• WHAT IS BEING ASKED
Extract every line that contains the string "value".

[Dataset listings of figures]

--- Start ---

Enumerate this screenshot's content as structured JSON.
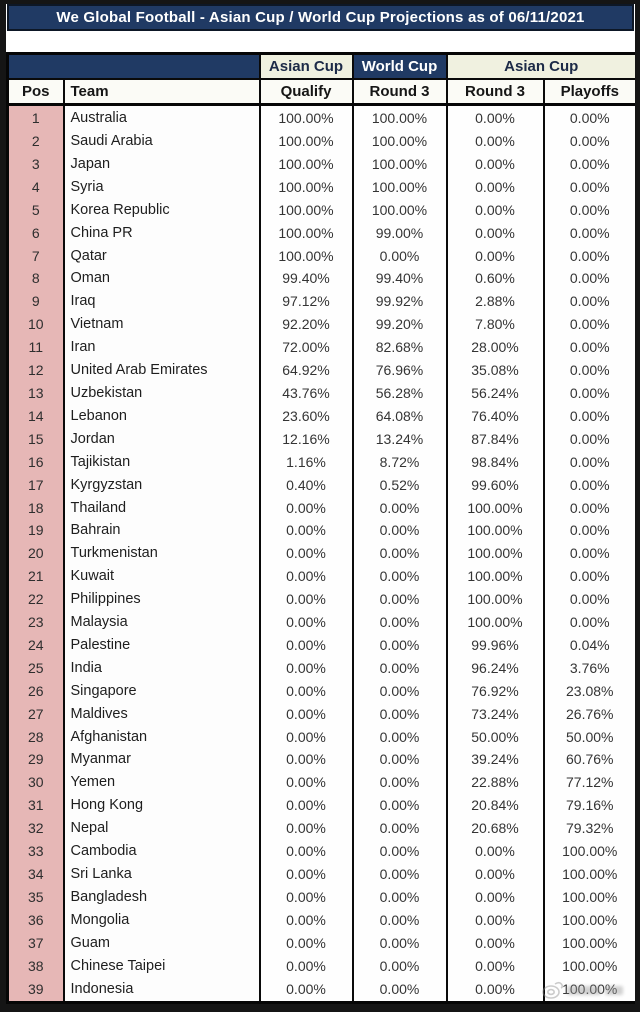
{
  "page": {
    "title": "We Global Football - Asian Cup / World Cup Projections as of 06/11/2021"
  },
  "colors": {
    "navy": "#203a64",
    "cream": "#f0f1e0",
    "rose_pos_column": "#e6b7b6",
    "border_black": "#0a0a0a",
    "header_bg": "#fbfbf6",
    "white": "#ffffff"
  },
  "watermark": {
    "icon": "weibo-eye-icon"
  },
  "chart_data": {
    "type": "table",
    "title": "We Global Football - Asian Cup / World Cup Projections as of 06/11/2021",
    "group_headers": [
      {
        "label": "",
        "span": 2,
        "style": "navy"
      },
      {
        "label": "Asian Cup",
        "span": 1,
        "style": "cream"
      },
      {
        "label": "World Cup",
        "span": 1,
        "style": "navy"
      },
      {
        "label": "Asian Cup",
        "span": 2,
        "style": "cream"
      }
    ],
    "columns": [
      "Pos",
      "Team",
      "Qualify",
      "Round 3",
      "Round 3",
      "Playoffs"
    ],
    "rows": [
      [
        "1",
        "Australia",
        "100.00%",
        "100.00%",
        "0.00%",
        "0.00%"
      ],
      [
        "2",
        "Saudi Arabia",
        "100.00%",
        "100.00%",
        "0.00%",
        "0.00%"
      ],
      [
        "3",
        "Japan",
        "100.00%",
        "100.00%",
        "0.00%",
        "0.00%"
      ],
      [
        "4",
        "Syria",
        "100.00%",
        "100.00%",
        "0.00%",
        "0.00%"
      ],
      [
        "5",
        "Korea Republic",
        "100.00%",
        "100.00%",
        "0.00%",
        "0.00%"
      ],
      [
        "6",
        "China PR",
        "100.00%",
        "99.00%",
        "0.00%",
        "0.00%"
      ],
      [
        "7",
        "Qatar",
        "100.00%",
        "0.00%",
        "0.00%",
        "0.00%"
      ],
      [
        "8",
        "Oman",
        "99.40%",
        "99.40%",
        "0.60%",
        "0.00%"
      ],
      [
        "9",
        "Iraq",
        "97.12%",
        "99.92%",
        "2.88%",
        "0.00%"
      ],
      [
        "10",
        "Vietnam",
        "92.20%",
        "99.20%",
        "7.80%",
        "0.00%"
      ],
      [
        "11",
        "Iran",
        "72.00%",
        "82.68%",
        "28.00%",
        "0.00%"
      ],
      [
        "12",
        "United Arab Emirates",
        "64.92%",
        "76.96%",
        "35.08%",
        "0.00%"
      ],
      [
        "13",
        "Uzbekistan",
        "43.76%",
        "56.28%",
        "56.24%",
        "0.00%"
      ],
      [
        "14",
        "Lebanon",
        "23.60%",
        "64.08%",
        "76.40%",
        "0.00%"
      ],
      [
        "15",
        "Jordan",
        "12.16%",
        "13.24%",
        "87.84%",
        "0.00%"
      ],
      [
        "16",
        "Tajikistan",
        "1.16%",
        "8.72%",
        "98.84%",
        "0.00%"
      ],
      [
        "17",
        "Kyrgyzstan",
        "0.40%",
        "0.52%",
        "99.60%",
        "0.00%"
      ],
      [
        "18",
        "Thailand",
        "0.00%",
        "0.00%",
        "100.00%",
        "0.00%"
      ],
      [
        "19",
        "Bahrain",
        "0.00%",
        "0.00%",
        "100.00%",
        "0.00%"
      ],
      [
        "20",
        "Turkmenistan",
        "0.00%",
        "0.00%",
        "100.00%",
        "0.00%"
      ],
      [
        "21",
        "Kuwait",
        "0.00%",
        "0.00%",
        "100.00%",
        "0.00%"
      ],
      [
        "22",
        "Philippines",
        "0.00%",
        "0.00%",
        "100.00%",
        "0.00%"
      ],
      [
        "23",
        "Malaysia",
        "0.00%",
        "0.00%",
        "100.00%",
        "0.00%"
      ],
      [
        "24",
        "Palestine",
        "0.00%",
        "0.00%",
        "99.96%",
        "0.04%"
      ],
      [
        "25",
        "India",
        "0.00%",
        "0.00%",
        "96.24%",
        "3.76%"
      ],
      [
        "26",
        "Singapore",
        "0.00%",
        "0.00%",
        "76.92%",
        "23.08%"
      ],
      [
        "27",
        "Maldives",
        "0.00%",
        "0.00%",
        "73.24%",
        "26.76%"
      ],
      [
        "28",
        "Afghanistan",
        "0.00%",
        "0.00%",
        "50.00%",
        "50.00%"
      ],
      [
        "29",
        "Myanmar",
        "0.00%",
        "0.00%",
        "39.24%",
        "60.76%"
      ],
      [
        "30",
        "Yemen",
        "0.00%",
        "0.00%",
        "22.88%",
        "77.12%"
      ],
      [
        "31",
        "Hong Kong",
        "0.00%",
        "0.00%",
        "20.84%",
        "79.16%"
      ],
      [
        "32",
        "Nepal",
        "0.00%",
        "0.00%",
        "20.68%",
        "79.32%"
      ],
      [
        "33",
        "Cambodia",
        "0.00%",
        "0.00%",
        "0.00%",
        "100.00%"
      ],
      [
        "34",
        "Sri Lanka",
        "0.00%",
        "0.00%",
        "0.00%",
        "100.00%"
      ],
      [
        "35",
        "Bangladesh",
        "0.00%",
        "0.00%",
        "0.00%",
        "100.00%"
      ],
      [
        "36",
        "Mongolia",
        "0.00%",
        "0.00%",
        "0.00%",
        "100.00%"
      ],
      [
        "37",
        "Guam",
        "0.00%",
        "0.00%",
        "0.00%",
        "100.00%"
      ],
      [
        "38",
        "Chinese Taipei",
        "0.00%",
        "0.00%",
        "0.00%",
        "100.00%"
      ],
      [
        "39",
        "Indonesia",
        "0.00%",
        "0.00%",
        "0.00%",
        "100.00%"
      ]
    ]
  }
}
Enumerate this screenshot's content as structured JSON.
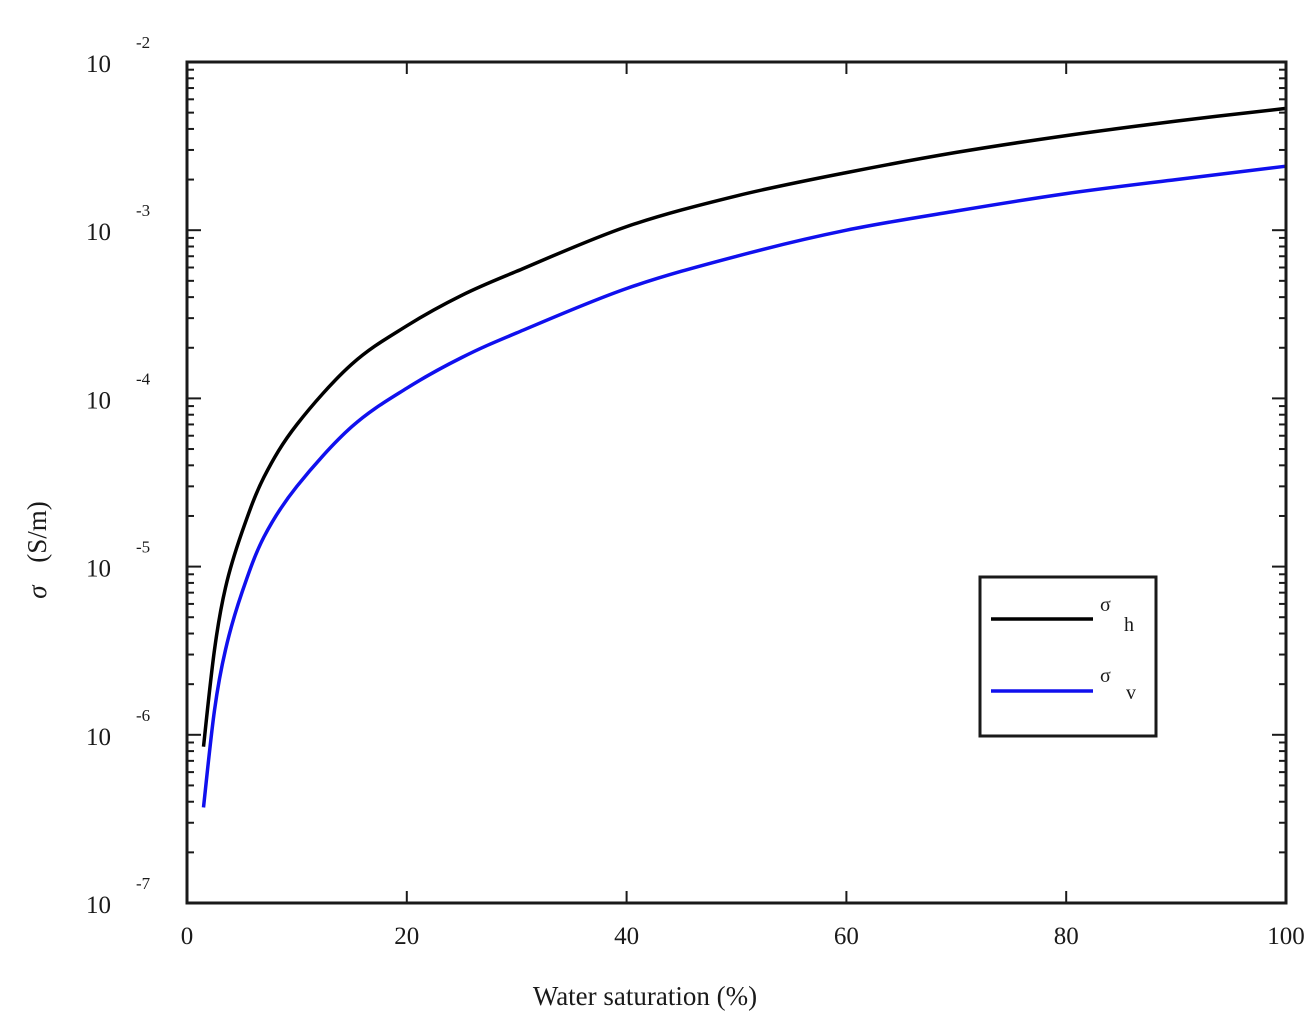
{
  "chart_data": {
    "type": "line",
    "xlabel": "Water saturation (%)",
    "ylabel": {
      "symbol": "σ",
      "units": "(S/m)"
    },
    "xlim": [
      0,
      100
    ],
    "ylim": [
      1e-07,
      0.01
    ],
    "yscale": "log",
    "x_ticks": [
      "0",
      "20",
      "40",
      "60",
      "80",
      "100"
    ],
    "y_ticks": [
      {
        "base": "10",
        "exp": "-7",
        "value": 1e-07
      },
      {
        "base": "10",
        "exp": "-6",
        "value": 1e-06
      },
      {
        "base": "10",
        "exp": "-5",
        "value": 1e-05
      },
      {
        "base": "10",
        "exp": "-4",
        "value": 0.0001
      },
      {
        "base": "10",
        "exp": "-3",
        "value": 0.001
      },
      {
        "base": "10",
        "exp": "-2",
        "value": 0.01
      }
    ],
    "grid": false,
    "legend_placement": "lower-right",
    "series": [
      {
        "name": "σh",
        "legend_symbol": "σ",
        "legend_subscript": "h",
        "color": "#000000",
        "x": [
          1.5,
          2.5,
          3.5,
          5,
          7,
          10,
          15,
          20,
          25,
          30,
          40,
          50,
          60,
          70,
          80,
          90,
          100
        ],
        "y": [
          8.5e-07,
          3.2e-06,
          7.5e-06,
          1.6e-05,
          3.4e-05,
          7e-05,
          0.00016,
          0.00027,
          0.00041,
          0.00057,
          0.00105,
          0.0016,
          0.0022,
          0.0029,
          0.00365,
          0.00445,
          0.0053
        ]
      },
      {
        "name": "σv",
        "legend_symbol": "σ",
        "legend_subscript": "v",
        "color": "#1010ee",
        "x": [
          1.5,
          2.5,
          3.5,
          5,
          7,
          10,
          15,
          20,
          25,
          30,
          40,
          50,
          60,
          70,
          80,
          90,
          100
        ],
        "y": [
          3.7e-07,
          1.4e-06,
          3.2e-06,
          7e-06,
          1.5e-05,
          3e-05,
          6.8e-05,
          0.000115,
          0.000175,
          0.000245,
          0.00045,
          0.0007,
          0.001,
          0.0013,
          0.00165,
          0.002,
          0.0024
        ]
      }
    ]
  }
}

--- End ---

• ANSWER TO THE PROBLEM
        "value": 1e-07
        "value": 1e-06
        "value": 1e-05
        "value": 0.0001
        "value": 0.001
        "value": 0.01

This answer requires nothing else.